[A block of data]

◆ ◆ ◆ ◆

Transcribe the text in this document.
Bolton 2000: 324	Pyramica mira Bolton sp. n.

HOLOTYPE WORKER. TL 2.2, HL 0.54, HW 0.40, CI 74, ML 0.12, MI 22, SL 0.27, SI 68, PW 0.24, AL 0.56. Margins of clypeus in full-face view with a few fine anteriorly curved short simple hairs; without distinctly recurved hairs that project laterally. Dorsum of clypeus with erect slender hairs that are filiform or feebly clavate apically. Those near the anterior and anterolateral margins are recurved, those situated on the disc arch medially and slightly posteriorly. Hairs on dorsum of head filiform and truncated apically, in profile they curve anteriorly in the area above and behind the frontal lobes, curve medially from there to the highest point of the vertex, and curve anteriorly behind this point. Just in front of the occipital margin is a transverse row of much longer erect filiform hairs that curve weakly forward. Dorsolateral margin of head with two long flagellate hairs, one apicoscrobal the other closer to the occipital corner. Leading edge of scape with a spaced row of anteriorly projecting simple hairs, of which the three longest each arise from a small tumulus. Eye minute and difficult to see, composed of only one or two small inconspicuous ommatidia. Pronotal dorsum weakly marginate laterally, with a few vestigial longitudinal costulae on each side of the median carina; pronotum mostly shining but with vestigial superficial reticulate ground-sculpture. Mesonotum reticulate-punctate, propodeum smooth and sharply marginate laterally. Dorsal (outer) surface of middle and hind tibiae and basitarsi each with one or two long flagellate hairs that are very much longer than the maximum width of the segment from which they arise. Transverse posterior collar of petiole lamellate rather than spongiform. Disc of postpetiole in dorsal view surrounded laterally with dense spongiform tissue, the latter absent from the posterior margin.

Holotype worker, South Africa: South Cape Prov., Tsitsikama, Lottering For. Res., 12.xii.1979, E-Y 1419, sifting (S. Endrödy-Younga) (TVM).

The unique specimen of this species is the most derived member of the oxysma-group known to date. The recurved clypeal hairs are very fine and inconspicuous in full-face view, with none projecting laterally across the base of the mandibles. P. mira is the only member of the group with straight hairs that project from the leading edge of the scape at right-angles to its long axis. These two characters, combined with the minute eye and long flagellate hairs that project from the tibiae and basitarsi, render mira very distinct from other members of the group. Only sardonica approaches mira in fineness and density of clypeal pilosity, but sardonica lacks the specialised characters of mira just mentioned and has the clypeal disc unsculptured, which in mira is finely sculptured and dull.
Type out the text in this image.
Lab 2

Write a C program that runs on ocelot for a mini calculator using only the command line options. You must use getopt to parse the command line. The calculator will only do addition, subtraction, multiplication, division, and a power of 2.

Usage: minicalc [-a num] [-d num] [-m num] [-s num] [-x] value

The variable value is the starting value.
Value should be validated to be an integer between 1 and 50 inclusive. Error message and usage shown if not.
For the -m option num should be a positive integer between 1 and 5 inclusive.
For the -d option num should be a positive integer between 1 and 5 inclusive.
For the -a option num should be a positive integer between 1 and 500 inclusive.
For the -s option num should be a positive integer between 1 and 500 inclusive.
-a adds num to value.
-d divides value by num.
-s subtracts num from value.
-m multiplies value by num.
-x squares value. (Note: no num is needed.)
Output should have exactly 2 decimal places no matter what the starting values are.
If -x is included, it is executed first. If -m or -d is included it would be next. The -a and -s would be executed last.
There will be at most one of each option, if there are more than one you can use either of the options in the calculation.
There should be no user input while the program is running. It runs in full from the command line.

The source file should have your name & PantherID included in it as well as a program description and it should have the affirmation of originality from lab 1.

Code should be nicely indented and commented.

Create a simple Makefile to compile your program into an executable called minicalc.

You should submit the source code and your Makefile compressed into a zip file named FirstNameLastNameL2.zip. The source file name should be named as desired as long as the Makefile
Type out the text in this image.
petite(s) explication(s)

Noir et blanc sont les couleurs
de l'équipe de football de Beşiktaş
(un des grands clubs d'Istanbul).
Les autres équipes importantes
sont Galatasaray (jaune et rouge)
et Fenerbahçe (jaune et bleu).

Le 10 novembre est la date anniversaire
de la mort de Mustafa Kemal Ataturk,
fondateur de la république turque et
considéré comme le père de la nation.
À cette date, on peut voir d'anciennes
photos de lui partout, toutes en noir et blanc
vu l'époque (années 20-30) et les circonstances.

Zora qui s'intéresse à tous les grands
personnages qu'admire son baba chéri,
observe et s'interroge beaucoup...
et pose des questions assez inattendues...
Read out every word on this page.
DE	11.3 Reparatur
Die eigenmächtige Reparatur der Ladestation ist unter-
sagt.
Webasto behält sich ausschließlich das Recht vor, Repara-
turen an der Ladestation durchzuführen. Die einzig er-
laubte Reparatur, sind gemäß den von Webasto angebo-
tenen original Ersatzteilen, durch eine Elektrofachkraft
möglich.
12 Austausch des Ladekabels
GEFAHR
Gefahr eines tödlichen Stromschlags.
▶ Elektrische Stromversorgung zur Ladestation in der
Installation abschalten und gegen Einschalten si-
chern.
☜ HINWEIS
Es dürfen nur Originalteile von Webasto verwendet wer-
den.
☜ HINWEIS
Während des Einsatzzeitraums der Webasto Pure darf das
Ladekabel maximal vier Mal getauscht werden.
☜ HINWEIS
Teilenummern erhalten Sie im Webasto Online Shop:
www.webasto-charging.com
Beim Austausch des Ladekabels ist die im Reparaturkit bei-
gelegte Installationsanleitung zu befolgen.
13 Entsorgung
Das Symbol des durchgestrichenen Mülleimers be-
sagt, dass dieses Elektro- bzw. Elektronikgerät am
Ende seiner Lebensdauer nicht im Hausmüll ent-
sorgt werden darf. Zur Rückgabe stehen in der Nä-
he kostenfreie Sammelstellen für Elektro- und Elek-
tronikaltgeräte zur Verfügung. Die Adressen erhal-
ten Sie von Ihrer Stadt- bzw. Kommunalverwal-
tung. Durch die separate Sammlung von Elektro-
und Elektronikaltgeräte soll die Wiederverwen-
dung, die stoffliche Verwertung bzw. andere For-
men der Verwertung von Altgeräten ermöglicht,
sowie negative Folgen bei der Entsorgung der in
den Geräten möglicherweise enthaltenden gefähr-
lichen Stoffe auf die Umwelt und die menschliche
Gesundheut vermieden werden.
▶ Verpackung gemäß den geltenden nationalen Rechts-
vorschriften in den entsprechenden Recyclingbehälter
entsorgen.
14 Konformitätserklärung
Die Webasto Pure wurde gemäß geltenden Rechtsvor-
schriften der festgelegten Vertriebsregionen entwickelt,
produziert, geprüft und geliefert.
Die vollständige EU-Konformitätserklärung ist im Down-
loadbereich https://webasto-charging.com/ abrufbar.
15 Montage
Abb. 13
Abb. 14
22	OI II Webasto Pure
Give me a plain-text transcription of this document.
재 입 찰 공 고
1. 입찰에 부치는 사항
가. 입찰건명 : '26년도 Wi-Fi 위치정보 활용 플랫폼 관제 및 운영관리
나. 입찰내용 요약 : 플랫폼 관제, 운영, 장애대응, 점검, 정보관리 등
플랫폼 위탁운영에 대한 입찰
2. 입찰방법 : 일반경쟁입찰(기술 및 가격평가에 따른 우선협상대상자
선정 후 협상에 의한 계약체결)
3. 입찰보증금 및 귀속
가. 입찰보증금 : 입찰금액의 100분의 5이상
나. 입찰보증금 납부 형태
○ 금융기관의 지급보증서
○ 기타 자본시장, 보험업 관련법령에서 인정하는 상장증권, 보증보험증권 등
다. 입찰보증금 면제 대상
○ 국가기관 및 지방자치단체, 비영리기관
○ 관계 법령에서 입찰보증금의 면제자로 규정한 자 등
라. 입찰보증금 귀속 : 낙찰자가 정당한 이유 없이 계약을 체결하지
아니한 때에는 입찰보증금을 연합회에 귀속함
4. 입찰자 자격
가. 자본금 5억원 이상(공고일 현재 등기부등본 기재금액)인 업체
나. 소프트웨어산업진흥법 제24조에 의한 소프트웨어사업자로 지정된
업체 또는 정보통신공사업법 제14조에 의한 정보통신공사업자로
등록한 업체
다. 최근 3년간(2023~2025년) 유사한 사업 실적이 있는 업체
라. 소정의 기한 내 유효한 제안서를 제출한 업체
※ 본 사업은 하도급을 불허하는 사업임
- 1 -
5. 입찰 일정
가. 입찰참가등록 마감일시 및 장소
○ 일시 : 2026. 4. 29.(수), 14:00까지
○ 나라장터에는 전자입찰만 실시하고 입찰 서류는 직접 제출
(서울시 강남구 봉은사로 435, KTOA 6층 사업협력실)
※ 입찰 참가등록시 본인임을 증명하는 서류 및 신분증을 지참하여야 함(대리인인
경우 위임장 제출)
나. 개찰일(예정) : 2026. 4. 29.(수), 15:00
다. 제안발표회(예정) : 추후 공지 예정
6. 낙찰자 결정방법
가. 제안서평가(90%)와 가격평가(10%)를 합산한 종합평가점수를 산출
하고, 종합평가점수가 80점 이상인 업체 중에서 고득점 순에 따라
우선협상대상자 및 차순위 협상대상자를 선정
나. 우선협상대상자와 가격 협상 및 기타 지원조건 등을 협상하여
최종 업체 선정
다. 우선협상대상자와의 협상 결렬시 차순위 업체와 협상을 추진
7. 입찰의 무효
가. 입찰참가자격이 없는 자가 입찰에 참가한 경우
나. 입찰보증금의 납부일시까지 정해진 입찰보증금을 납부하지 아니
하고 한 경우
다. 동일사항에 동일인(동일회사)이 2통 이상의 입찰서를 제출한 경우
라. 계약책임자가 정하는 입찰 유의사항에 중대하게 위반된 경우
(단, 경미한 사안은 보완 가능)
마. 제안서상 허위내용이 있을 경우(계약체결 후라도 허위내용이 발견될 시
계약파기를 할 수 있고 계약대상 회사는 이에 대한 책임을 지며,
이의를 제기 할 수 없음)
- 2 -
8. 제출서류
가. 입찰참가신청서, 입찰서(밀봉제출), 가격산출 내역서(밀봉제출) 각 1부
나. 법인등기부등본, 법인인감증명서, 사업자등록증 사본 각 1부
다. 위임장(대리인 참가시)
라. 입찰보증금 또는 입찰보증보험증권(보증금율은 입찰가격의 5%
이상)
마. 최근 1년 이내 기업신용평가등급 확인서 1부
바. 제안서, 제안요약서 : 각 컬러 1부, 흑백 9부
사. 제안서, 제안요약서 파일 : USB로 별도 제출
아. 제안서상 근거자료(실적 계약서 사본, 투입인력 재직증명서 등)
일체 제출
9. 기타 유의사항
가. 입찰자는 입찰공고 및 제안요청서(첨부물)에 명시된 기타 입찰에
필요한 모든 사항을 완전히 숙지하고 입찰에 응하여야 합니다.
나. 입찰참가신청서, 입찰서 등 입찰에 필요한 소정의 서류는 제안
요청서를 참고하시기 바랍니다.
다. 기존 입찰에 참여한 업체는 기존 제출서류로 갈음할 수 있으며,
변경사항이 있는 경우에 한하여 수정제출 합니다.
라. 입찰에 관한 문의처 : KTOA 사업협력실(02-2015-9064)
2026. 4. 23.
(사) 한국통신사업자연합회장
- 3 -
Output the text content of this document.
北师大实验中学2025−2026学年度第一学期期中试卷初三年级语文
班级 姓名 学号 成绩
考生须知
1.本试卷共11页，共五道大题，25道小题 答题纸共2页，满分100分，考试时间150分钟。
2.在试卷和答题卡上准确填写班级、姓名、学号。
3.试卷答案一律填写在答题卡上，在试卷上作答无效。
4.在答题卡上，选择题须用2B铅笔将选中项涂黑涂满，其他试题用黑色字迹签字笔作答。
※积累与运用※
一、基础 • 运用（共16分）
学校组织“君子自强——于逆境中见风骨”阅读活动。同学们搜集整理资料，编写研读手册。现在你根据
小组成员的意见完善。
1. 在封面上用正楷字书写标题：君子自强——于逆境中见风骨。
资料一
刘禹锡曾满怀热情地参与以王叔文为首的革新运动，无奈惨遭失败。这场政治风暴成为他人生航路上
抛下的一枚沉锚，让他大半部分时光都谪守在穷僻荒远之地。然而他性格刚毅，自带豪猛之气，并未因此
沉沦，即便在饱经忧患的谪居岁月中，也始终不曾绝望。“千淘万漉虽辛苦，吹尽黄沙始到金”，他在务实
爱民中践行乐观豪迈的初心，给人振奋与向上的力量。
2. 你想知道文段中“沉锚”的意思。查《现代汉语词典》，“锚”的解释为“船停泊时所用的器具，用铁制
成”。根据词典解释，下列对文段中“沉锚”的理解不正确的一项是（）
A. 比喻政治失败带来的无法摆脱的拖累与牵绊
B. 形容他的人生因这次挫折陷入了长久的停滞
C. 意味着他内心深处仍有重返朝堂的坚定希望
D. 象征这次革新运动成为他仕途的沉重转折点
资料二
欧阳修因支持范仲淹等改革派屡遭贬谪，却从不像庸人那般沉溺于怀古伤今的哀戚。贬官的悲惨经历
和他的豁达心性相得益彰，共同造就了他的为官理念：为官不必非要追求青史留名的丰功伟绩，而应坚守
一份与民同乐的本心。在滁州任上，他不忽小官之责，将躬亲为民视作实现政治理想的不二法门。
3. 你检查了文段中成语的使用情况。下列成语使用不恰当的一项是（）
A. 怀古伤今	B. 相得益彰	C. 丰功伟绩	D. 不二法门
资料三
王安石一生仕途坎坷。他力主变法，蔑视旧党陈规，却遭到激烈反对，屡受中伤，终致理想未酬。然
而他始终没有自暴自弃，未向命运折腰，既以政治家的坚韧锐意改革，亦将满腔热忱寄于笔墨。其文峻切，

◆ ◆ ◆ ◆

• [Exercise] Report only how many lines in the entries contain "have".

• [Answer in full] 2